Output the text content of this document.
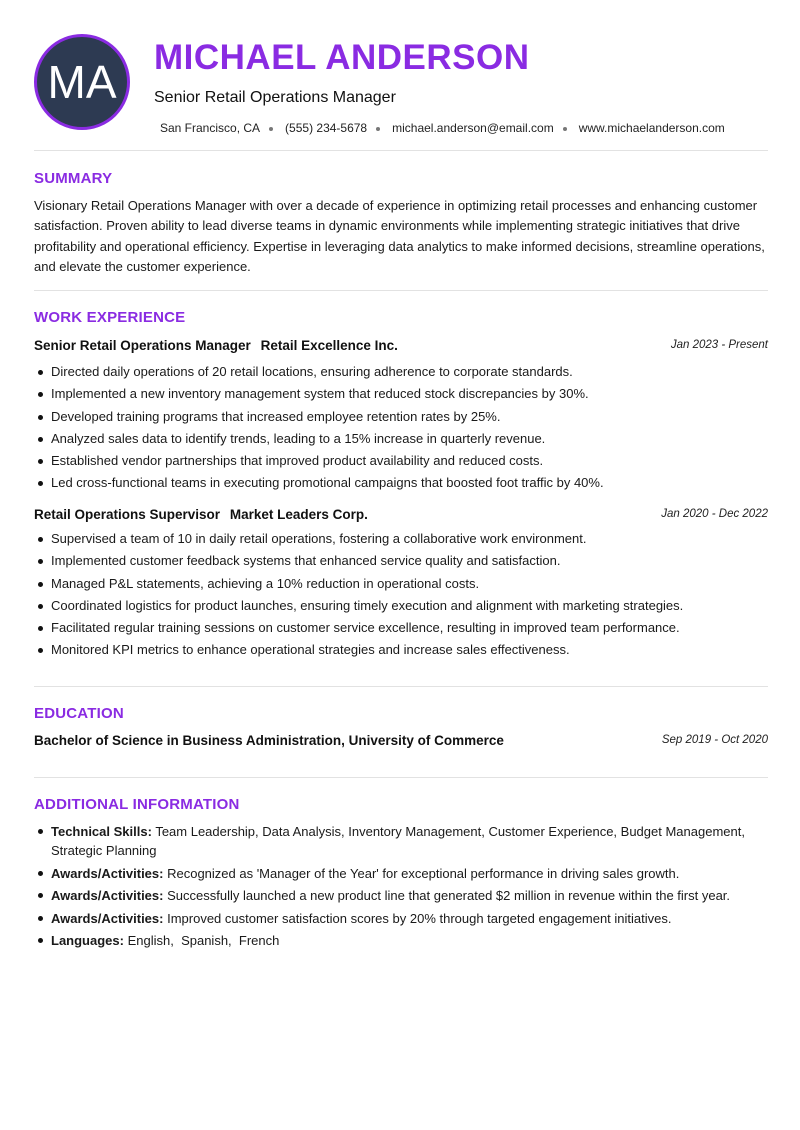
MA MICHAEL ANDERSON
Senior Retail Operations Manager
San Francisco, CA (555) 234-5678 michael.anderson@email.com www.michaelanderson.com
SUMMARY
Visionary Retail Operations Manager with over a decade of experience in optimizing retail processes and enhancing customer satisfaction. Proven ability to lead diverse teams in dynamic environments while implementing strategic initiatives that drive profitability and operational efficiency. Expertise in leveraging data analytics to make informed decisions, streamline operations, and elevate the customer experience.
WORK EXPERIENCE
Senior Retail Operations Manager Retail Excellence Inc.	Jan 2023 - Present
Directed daily operations of 20 retail locations, ensuring adherence to corporate standards.
Implemented a new inventory management system that reduced stock discrepancies by 30%.
Developed training programs that increased employee retention rates by 25%.
Analyzed sales data to identify trends, leading to a 15% increase in quarterly revenue.
Established vendor partnerships that improved product availability and reduced costs.
Led cross-functional teams in executing promotional campaigns that boosted foot traffic by 40%.
Retail Operations Supervisor Market Leaders Corp.	Jan 2020 - Dec 2022
Supervised a team of 10 in daily retail operations, fostering a collaborative work environment.
Implemented customer feedback systems that enhanced service quality and satisfaction.
Managed P&L statements, achieving a 10% reduction in operational costs.
Coordinated logistics for product launches, ensuring timely execution and alignment with marketing strategies.
Facilitated regular training sessions on customer service excellence, resulting in improved team performance.
Monitored KPI metrics to enhance operational strategies and increase sales effectiveness.
EDUCATION
Bachelor of Science in Business Administration, University of Commerce	Sep 2019 - Oct 2020
ADDITIONAL INFORMATION
Technical Skills: Team Leadership, Data Analysis, Inventory Management, Customer Experience, Budget Management, Strategic Planning
Awards/Activities: Recognized as 'Manager of the Year' for exceptional performance in driving sales growth.
Awards/Activities: Successfully launched a new product line that generated $2 million in revenue within the first year.
Awards/Activities: Improved customer satisfaction scores by 20% through targeted engagement initiatives.
Languages: English,  Spanish,  French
---*---
SHORT PROBLEM >> Give only the number of lines in the data that include the string "Implemented".

EXPECTED OUTPUT >> 2